### What you are asked to do
From the entries below, report only the number of lines that contain the word "Impact".

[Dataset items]
»»

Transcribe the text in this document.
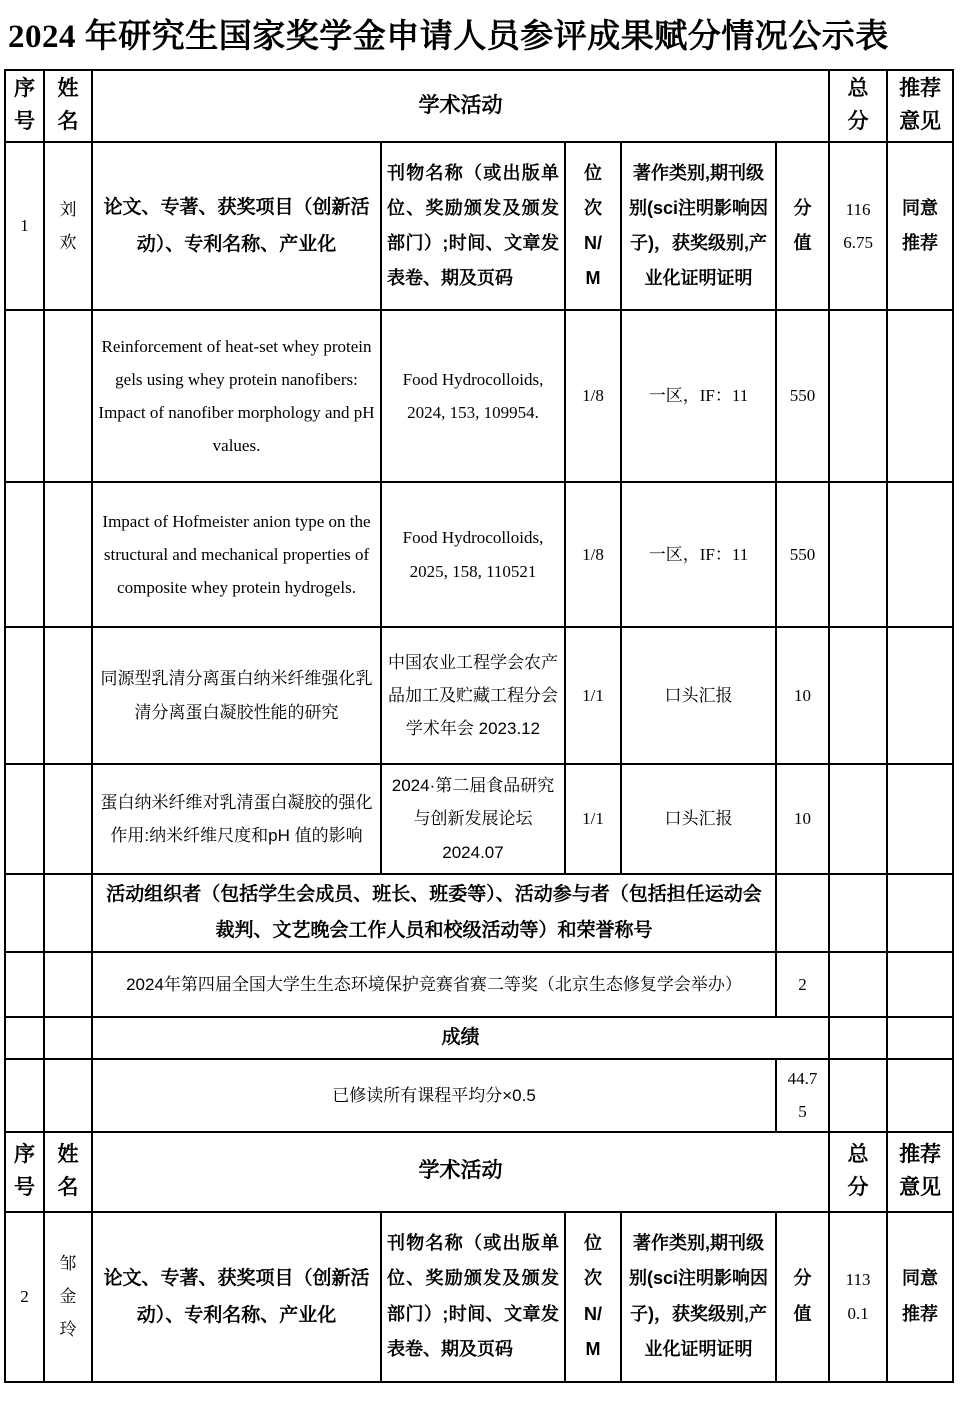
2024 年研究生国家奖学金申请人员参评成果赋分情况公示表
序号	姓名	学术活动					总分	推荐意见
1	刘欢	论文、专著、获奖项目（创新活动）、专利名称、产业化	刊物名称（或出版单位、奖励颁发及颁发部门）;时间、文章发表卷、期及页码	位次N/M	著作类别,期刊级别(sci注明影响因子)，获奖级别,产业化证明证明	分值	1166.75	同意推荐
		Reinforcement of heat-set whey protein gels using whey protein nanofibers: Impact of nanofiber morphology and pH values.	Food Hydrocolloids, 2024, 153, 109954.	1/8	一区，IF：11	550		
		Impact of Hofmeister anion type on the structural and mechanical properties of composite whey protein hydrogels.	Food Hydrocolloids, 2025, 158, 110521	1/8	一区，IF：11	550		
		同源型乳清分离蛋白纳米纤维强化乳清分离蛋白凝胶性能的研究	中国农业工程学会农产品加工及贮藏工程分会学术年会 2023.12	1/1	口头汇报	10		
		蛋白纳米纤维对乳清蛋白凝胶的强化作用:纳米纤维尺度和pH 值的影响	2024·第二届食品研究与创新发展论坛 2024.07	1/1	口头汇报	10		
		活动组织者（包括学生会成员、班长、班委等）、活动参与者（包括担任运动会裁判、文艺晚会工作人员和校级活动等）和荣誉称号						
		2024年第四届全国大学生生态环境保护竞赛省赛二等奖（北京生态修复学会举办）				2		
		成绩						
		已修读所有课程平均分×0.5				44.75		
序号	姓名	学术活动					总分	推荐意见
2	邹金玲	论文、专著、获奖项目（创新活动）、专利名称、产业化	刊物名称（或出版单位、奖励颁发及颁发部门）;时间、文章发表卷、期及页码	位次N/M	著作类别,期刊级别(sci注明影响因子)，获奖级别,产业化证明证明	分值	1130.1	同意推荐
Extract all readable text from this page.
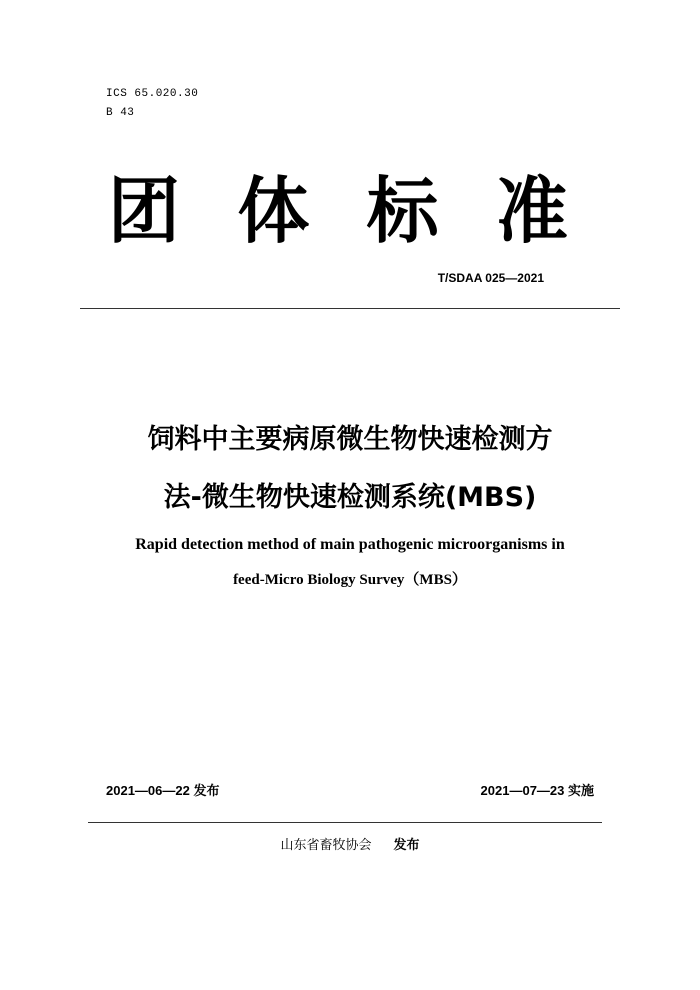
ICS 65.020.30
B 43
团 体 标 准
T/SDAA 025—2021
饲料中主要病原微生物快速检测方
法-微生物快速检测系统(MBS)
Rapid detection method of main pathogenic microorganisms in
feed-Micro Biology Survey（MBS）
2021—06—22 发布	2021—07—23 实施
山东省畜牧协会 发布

««

### Response area
2